Task brief:
Each line of the material must be repeated precisely, with the pictures left out.
——————————
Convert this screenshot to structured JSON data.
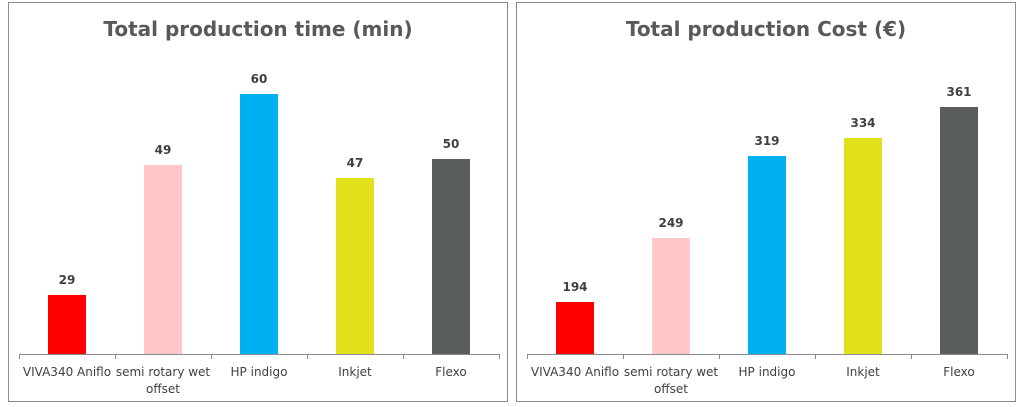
{
  "chart_data": [
    {
      "type": "bar",
      "title": "Total production time (min)",
      "categories": [
        "VIVA340 Aniflo",
        "semi rotary wet offset",
        "HP indigo",
        "Inkjet",
        "Flexo"
      ],
      "values": [
        29,
        49,
        60,
        47,
        50
      ],
      "colors": [
        "#ff0000",
        "#ffc7c7",
        "#00b0f0",
        "#e2e01a",
        "#595d5d"
      ],
      "ylim": [
        20,
        65
      ]
    },
    {
      "type": "bar",
      "title": "Total production Cost (€)",
      "categories": [
        "VIVA340 Aniflo",
        "semi rotary wet offset",
        "HP indigo",
        "Inkjet",
        "Flexo"
      ],
      "values": [
        194,
        249,
        319,
        334,
        361
      ],
      "colors": [
        "#ff0000",
        "#ffc7c7",
        "#00b0f0",
        "#e2e01a",
        "#595d5d"
      ],
      "ylim": [
        150,
        400
      ]
    }
  ]
}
——————————
Task result:
Convert this screenshot to structured JSON data.
{
  "chart_data": [
    {
      "type": "bar",
      "title": "Total production time (min)",
      "categories": [
        "VIVA340 Aniflo",
        "semi rotary wet offset",
        "HP indigo",
        "Inkjet",
        "Flexo"
      ],
      "values": [
        29,
        49,
        60,
        47,
        50
      ],
      "colors": [
        "#ff0000",
        "#ffc7c7",
        "#00b0f0",
        "#e2e01a",
        "#595d5d"
      ],
      "ylim": [
        20,
        65
      ]
    },
    {
      "type": "bar",
      "title": "Total production Cost (€)",
      "categories": [
        "VIVA340 Aniflo",
        "semi rotary wet offset",
        "HP indigo",
        "Inkjet",
        "Flexo"
      ],
      "values": [
        194,
        249,
        319,
        334,
        361
      ],
      "colors": [
        "#ff0000",
        "#ffc7c7",
        "#00b0f0",
        "#e2e01a",
        "#595d5d"
      ],
      "ylim": [
        150,
        400
      ]
    }
  ]
}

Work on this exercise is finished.